Nothing but the lines from the one that contains "What data populates" through the end of the listing should appear, set down exactly.

- RECORD SET
☆ ☆ ☆ ☆ ☆

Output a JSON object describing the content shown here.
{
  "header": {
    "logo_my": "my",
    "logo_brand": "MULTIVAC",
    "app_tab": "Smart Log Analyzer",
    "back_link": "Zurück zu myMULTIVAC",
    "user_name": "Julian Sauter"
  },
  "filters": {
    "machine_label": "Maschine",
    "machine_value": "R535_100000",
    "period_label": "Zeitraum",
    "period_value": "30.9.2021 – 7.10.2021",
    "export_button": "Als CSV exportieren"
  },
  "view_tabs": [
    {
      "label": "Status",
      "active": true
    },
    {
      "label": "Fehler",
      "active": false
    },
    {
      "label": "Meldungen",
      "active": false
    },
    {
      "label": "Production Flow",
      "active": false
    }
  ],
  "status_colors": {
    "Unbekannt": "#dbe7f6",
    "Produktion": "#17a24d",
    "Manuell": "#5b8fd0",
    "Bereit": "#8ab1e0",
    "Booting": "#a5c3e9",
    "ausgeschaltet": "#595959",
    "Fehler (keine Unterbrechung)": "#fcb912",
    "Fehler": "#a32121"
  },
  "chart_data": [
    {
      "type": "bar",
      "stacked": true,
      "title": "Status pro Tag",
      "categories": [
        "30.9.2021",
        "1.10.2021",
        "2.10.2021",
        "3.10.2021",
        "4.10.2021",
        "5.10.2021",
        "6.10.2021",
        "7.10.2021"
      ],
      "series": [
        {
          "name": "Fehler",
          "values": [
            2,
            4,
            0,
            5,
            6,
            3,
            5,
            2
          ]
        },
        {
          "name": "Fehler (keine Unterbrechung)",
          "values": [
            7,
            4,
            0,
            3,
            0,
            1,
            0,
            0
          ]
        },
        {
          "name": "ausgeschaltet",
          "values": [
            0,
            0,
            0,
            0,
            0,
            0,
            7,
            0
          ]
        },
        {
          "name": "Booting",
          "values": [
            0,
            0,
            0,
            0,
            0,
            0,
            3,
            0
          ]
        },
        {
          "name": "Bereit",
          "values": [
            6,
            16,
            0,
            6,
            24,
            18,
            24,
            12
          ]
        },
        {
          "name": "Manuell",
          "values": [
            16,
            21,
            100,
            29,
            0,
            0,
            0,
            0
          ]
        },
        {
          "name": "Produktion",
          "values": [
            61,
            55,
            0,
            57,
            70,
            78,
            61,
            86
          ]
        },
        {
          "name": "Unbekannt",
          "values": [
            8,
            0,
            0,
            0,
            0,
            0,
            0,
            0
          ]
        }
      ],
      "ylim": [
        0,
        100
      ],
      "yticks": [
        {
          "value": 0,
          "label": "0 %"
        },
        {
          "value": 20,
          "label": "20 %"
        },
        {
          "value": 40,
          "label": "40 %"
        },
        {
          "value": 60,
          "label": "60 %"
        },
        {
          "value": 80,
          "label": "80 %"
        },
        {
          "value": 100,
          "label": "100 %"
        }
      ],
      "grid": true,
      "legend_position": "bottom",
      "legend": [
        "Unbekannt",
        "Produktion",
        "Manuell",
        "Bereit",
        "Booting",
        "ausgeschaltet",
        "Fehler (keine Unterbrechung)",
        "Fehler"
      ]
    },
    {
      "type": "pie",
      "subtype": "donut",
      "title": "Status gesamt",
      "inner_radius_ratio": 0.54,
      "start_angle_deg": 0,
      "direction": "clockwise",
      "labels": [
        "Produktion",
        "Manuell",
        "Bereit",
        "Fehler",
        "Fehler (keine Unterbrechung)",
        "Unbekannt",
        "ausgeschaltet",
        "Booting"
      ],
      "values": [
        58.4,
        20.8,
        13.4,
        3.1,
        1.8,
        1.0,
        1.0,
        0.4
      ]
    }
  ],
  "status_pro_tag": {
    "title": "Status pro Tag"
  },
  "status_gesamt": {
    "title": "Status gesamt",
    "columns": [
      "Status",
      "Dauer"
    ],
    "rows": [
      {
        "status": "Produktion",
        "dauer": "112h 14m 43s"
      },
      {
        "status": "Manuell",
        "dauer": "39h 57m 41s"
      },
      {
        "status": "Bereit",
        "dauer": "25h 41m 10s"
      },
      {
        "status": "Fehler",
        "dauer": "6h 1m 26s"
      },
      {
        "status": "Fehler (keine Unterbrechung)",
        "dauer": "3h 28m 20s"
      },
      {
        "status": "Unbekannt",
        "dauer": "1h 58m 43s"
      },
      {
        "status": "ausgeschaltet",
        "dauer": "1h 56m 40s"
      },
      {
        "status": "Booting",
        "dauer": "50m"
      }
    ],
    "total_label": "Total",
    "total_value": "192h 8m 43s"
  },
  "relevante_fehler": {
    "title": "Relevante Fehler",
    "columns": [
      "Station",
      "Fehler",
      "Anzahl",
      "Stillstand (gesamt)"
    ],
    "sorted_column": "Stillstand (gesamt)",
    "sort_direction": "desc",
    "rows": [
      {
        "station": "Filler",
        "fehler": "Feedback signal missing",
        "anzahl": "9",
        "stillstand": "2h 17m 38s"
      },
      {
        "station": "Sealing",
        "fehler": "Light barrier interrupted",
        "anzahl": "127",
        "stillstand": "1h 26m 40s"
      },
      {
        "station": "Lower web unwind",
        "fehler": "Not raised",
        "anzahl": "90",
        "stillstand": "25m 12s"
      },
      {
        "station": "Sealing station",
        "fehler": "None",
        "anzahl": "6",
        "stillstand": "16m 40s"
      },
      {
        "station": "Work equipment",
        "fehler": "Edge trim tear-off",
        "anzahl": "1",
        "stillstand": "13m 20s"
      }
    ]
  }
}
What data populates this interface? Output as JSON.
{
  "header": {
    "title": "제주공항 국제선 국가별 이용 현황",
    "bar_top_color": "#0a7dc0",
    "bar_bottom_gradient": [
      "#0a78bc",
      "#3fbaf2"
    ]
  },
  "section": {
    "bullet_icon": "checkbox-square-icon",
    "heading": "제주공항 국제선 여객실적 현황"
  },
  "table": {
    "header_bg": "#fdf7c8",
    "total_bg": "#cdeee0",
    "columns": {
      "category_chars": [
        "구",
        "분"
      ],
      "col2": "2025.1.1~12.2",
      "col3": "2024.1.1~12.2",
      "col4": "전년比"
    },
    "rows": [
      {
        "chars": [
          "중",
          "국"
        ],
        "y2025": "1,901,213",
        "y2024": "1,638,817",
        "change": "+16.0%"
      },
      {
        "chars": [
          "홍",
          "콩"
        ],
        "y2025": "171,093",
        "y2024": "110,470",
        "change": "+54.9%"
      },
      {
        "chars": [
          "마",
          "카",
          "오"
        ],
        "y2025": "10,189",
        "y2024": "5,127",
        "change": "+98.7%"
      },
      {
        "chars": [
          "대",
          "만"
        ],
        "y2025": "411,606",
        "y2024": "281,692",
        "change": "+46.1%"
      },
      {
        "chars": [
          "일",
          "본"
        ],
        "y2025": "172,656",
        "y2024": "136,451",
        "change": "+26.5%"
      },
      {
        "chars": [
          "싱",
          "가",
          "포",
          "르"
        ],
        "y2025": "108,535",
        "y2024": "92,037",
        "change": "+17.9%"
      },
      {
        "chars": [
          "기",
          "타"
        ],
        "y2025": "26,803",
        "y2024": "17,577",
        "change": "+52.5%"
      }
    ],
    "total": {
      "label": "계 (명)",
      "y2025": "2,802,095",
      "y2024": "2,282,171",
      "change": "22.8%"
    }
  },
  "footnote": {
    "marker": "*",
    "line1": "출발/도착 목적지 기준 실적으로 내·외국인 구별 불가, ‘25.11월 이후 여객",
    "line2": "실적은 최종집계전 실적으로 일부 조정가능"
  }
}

☆ ☆ ☆ ☆ ☆

- ANSWER TO THE EXERCISE
What data populates this interface? Output as JSON.
{
  "header": {
    "title": "제주공항 국제선 국가별 이용 현황",
    "bar_top_color": "#0a7dc0",
    "bar_bottom_gradient": [
      "#0a78bc",
      "#3fbaf2"
    ]
  },
  "section": {
    "bullet_icon": "checkbox-square-icon",
    "heading": "제주공항 국제선 여객실적 현황"
  },
  "table": {
    "header_bg": "#fdf7c8",
    "total_bg": "#cdeee0",
    "columns": {
      "category_chars": [
        "구",
        "분"
      ],
      "col2": "2025.1.1~12.2",
      "col3": "2024.1.1~12.2",
      "col4": "전년比"
    },
    "rows": [
      {
        "chars": [
          "중",
          "국"
        ],
        "y2025": "1,901,213",
        "y2024": "1,638,817",
        "change": "+16.0%"
      },
      {
        "chars": [
          "홍",
          "콩"
        ],
        "y2025": "171,093",
        "y2024": "110,470",
        "change": "+54.9%"
      },
      {
        "chars": [
          "마",
          "카",
          "오"
        ],
        "y2025": "10,189",
        "y2024": "5,127",
        "change": "+98.7%"
      },
      {
        "chars": [
          "대",
          "만"
        ],
        "y2025": "411,606",
        "y2024": "281,692",
        "change": "+46.1%"
      },
      {
        "chars": [
          "일",
          "본"
        ],
        "y2025": "172,656",
        "y2024": "136,451",
        "change": "+26.5%"
      },
      {
        "chars": [
          "싱",
          "가",
          "포",
          "르"
        ],
        "y2025": "108,535",
        "y2024": "92,037",
        "change": "+17.9%"
      },
      {
        "chars": [
          "기",
          "타"
        ],
        "y2025": "26,803",
        "y2024": "17,577",
        "change": "+52.5%"
      }
    ],
    "total": {
      "label": "계 (명)",
      "y2025": "2,802,095",
      "y2024": "2,282,171",
      "change": "22.8%"
    }
  },
  "footnote": {
    "marker": "*",
    "line1": "출발/도착 목적지 기준 실적으로 내·외국인 구별 불가, ‘25.11월 이후 여객",
    "line2": "실적은 최종집계전 실적으로 일부 조정가능"
  }
}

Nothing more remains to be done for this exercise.